**INPUT DATA:**

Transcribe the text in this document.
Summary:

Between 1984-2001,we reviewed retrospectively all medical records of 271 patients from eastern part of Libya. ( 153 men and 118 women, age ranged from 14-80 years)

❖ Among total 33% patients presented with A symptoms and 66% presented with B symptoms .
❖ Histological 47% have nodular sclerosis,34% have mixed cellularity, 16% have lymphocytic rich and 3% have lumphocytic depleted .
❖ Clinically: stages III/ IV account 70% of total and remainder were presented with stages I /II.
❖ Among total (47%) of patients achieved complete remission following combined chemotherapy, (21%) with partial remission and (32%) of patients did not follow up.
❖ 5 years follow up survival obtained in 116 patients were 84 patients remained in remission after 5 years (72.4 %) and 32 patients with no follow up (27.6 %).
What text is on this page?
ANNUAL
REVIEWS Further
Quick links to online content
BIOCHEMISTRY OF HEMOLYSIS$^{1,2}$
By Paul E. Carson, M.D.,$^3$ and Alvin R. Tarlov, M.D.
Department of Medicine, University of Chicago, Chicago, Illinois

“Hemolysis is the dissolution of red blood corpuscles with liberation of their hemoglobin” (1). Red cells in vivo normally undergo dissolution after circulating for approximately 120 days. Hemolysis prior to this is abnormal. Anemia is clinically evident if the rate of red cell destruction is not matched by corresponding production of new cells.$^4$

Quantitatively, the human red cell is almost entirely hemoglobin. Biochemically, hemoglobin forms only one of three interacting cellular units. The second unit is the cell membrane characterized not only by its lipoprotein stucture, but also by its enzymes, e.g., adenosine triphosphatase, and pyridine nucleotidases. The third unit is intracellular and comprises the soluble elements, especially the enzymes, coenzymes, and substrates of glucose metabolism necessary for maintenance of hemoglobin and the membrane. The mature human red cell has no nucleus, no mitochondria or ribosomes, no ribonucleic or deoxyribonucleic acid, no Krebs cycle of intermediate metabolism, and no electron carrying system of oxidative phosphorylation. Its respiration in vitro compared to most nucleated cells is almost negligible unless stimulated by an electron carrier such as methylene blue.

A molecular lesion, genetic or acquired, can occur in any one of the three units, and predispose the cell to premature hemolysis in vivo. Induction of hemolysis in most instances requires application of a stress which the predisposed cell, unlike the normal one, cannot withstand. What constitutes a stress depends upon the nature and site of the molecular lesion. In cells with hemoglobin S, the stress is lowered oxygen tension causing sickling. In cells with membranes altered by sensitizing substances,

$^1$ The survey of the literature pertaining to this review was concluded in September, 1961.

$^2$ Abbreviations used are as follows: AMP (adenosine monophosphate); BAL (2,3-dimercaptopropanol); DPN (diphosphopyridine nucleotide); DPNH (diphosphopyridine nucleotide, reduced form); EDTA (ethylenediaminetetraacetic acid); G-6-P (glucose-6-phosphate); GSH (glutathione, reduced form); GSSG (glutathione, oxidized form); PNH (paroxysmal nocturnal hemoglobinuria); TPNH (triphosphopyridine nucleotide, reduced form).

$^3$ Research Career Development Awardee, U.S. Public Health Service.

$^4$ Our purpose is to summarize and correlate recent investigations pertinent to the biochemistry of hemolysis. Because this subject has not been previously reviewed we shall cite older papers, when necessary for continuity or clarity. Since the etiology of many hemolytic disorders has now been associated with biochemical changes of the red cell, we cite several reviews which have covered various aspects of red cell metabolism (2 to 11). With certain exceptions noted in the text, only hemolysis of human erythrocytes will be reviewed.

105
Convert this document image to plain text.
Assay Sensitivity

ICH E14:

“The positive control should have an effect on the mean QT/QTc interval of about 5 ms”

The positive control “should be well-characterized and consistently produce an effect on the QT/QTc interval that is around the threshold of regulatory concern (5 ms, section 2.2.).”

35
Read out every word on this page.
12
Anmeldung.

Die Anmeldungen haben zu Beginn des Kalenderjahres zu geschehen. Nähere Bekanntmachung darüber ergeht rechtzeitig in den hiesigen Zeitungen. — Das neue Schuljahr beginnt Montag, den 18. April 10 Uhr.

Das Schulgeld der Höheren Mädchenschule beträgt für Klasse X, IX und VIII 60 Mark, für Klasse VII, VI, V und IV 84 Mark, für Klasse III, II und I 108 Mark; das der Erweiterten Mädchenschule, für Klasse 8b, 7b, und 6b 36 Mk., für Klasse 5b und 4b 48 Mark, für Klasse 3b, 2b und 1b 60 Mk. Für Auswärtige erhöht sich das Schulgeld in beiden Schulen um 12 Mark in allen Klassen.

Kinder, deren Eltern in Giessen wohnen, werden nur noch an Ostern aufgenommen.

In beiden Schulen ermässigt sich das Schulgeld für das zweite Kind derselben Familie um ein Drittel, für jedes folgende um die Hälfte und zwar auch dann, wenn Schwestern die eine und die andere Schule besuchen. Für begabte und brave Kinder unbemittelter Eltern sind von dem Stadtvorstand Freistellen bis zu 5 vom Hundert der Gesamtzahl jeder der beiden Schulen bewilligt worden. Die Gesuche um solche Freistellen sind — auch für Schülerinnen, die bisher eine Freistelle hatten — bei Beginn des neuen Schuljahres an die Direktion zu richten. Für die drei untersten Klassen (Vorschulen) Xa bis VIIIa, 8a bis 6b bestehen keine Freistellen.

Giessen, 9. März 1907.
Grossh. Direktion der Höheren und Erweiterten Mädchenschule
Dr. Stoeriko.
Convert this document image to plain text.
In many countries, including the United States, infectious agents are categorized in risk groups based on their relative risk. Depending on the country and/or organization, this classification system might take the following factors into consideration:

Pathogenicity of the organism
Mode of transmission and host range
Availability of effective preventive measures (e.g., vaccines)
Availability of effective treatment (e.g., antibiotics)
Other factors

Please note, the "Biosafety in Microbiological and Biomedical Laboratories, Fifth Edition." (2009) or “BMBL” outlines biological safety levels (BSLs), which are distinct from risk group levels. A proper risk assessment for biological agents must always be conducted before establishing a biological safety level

**ASSIGNED TASK:** Your task is to retype the whole listing, keeping every word exactly as it is.

**OUTPUT FOR THIS TASK:**
Transcribe the text in this document.
Summary:

Between 1984-2001,we reviewed retrospectively all medical records of 271 patients from eastern part of Libya. ( 153 men and 118 women, age ranged from 14-80 years)

❖ Among total 33% patients presented with A symptoms and 66% presented with B symptoms .
❖ Histological 47% have nodular sclerosis,34% have mixed cellularity, 16% have lymphocytic rich and 3% have lumphocytic depleted .
❖ Clinically: stages III/ IV account 70% of total and remainder were presented with stages I /II.
❖ Among total (47%) of patients achieved complete remission following combined chemotherapy, (21%) with partial remission and (32%) of patients did not follow up.
❖ 5 years follow up survival obtained in 116 patients were 84 patients remained in remission after 5 years (72.4 %) and 32 patients with no follow up (27.6 %).
What text is on this page?
ANNUAL
REVIEWS Further
Quick links to online content
BIOCHEMISTRY OF HEMOLYSIS$^{1,2}$
By Paul E. Carson, M.D.,$^3$ and Alvin R. Tarlov, M.D.
Department of Medicine, University of Chicago, Chicago, Illinois

“Hemolysis is the dissolution of red blood corpuscles with liberation of their hemoglobin” (1). Red cells in vivo normally undergo dissolution after circulating for approximately 120 days. Hemolysis prior to this is abnormal. Anemia is clinically evident if the rate of red cell destruction is not matched by corresponding production of new cells.$^4$

Quantitatively, the human red cell is almost entirely hemoglobin. Biochemically, hemoglobin forms only one of three interacting cellular units. The second unit is the cell membrane characterized not only by its lipoprotein stucture, but also by its enzymes, e.g., adenosine triphosphatase, and pyridine nucleotidases. The third unit is intracellular and comprises the soluble elements, especially the enzymes, coenzymes, and substrates of glucose metabolism necessary for maintenance of hemoglobin and the membrane. The mature human red cell has no nucleus, no mitochondria or ribosomes, no ribonucleic or deoxyribonucleic acid, no Krebs cycle of intermediate metabolism, and no electron carrying system of oxidative phosphorylation. Its respiration in vitro compared to most nucleated cells is almost negligible unless stimulated by an electron carrier such as methylene blue.

A molecular lesion, genetic or acquired, can occur in any one of the three units, and predispose the cell to premature hemolysis in vivo. Induction of hemolysis in most instances requires application of a stress which the predisposed cell, unlike the normal one, cannot withstand. What constitutes a stress depends upon the nature and site of the molecular lesion. In cells with hemoglobin S, the stress is lowered oxygen tension causing sickling. In cells with membranes altered by sensitizing substances,

$^1$ The survey of the literature pertaining to this review was concluded in September, 1961.

$^2$ Abbreviations used are as follows: AMP (adenosine monophosphate); BAL (2,3-dimercaptopropanol); DPN (diphosphopyridine nucleotide); DPNH (diphosphopyridine nucleotide, reduced form); EDTA (ethylenediaminetetraacetic acid); G-6-P (glucose-6-phosphate); GSH (glutathione, reduced form); GSSG (glutathione, oxidized form); PNH (paroxysmal nocturnal hemoglobinuria); TPNH (triphosphopyridine nucleotide, reduced form).

$^3$ Research Career Development Awardee, U.S. Public Health Service.

$^4$ Our purpose is to summarize and correlate recent investigations pertinent to the biochemistry of hemolysis. Because this subject has not been previously reviewed we shall cite older papers, when necessary for continuity or clarity. Since the etiology of many hemolytic disorders has now been associated with biochemical changes of the red cell, we cite several reviews which have covered various aspects of red cell metabolism (2 to 11). With certain exceptions noted in the text, only hemolysis of human erythrocytes will be reviewed.

105
Convert this document image to plain text.
Assay Sensitivity

ICH E14:

“The positive control should have an effect on the mean QT/QTc interval of about 5 ms”

The positive control “should be well-characterized and consistently produce an effect on the QT/QTc interval that is around the threshold of regulatory concern (5 ms, section 2.2.).”

35
Read out every word on this page.
12
Anmeldung.

Die Anmeldungen haben zu Beginn des Kalenderjahres zu geschehen. Nähere Bekanntmachung darüber ergeht rechtzeitig in den hiesigen Zeitungen. — Das neue Schuljahr beginnt Montag, den 18. April 10 Uhr.

Das Schulgeld der Höheren Mädchenschule beträgt für Klasse X, IX und VIII 60 Mark, für Klasse VII, VI, V und IV 84 Mark, für Klasse III, II und I 108 Mark; das der Erweiterten Mädchenschule, für Klasse 8b, 7b, und 6b 36 Mk., für Klasse 5b und 4b 48 Mark, für Klasse 3b, 2b und 1b 60 Mk. Für Auswärtige erhöht sich das Schulgeld in beiden Schulen um 12 Mark in allen Klassen.

Kinder, deren Eltern in Giessen wohnen, werden nur noch an Ostern aufgenommen.

In beiden Schulen ermässigt sich das Schulgeld für das zweite Kind derselben Familie um ein Drittel, für jedes folgende um die Hälfte und zwar auch dann, wenn Schwestern die eine und die andere Schule besuchen. Für begabte und brave Kinder unbemittelter Eltern sind von dem Stadtvorstand Freistellen bis zu 5 vom Hundert der Gesamtzahl jeder der beiden Schulen bewilligt worden. Die Gesuche um solche Freistellen sind — auch für Schülerinnen, die bisher eine Freistelle hatten — bei Beginn des neuen Schuljahres an die Direktion zu richten. Für die drei untersten Klassen (Vorschulen) Xa bis VIIIa, 8a bis 6b bestehen keine Freistellen.

Giessen, 9. März 1907.
Grossh. Direktion der Höheren und Erweiterten Mädchenschule
Dr. Stoeriko.
Convert this document image to plain text.
In many countries, including the United States, infectious agents are categorized in risk groups based on their relative risk. Depending on the country and/or organization, this classification system might take the following factors into consideration:

Pathogenicity of the organism
Mode of transmission and host range
Availability of effective preventive measures (e.g., vaccines)
Availability of effective treatment (e.g., antibiotics)
Other factors

Please note, the "Biosafety in Microbiological and Biomedical Laboratories, Fifth Edition." (2009) or “BMBL” outlines biological safety levels (BSLs), which are distinct from risk group levels. A proper risk assessment for biological agents must always be conducted before establishing a biological safety level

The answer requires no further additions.